• **WHAT YOU SHOULD DO**
Check every line of the entries for "Orig", and copy the lines that hold it.

(Figure record listings)
+===+

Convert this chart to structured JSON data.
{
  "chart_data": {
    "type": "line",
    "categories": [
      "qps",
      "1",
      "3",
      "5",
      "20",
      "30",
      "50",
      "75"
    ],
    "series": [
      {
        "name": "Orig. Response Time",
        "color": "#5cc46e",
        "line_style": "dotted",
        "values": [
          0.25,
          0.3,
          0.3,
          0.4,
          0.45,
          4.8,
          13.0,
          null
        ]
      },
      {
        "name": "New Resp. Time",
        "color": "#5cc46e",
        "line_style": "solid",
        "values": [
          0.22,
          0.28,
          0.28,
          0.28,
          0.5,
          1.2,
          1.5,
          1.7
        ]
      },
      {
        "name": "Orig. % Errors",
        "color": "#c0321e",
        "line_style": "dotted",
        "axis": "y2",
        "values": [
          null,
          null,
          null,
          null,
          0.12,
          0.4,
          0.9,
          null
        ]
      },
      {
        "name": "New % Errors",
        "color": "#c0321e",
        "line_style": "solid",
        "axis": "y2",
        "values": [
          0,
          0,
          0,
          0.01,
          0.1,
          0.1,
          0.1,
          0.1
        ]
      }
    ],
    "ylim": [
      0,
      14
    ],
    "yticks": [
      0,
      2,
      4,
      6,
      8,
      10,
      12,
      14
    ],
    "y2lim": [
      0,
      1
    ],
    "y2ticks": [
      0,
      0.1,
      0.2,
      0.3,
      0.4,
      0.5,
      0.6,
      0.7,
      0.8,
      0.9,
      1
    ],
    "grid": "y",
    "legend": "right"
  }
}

+===+

• **RIGHT ANSWER**
        "name": "Orig. Response Time",
        "name": "Orig. % Errors",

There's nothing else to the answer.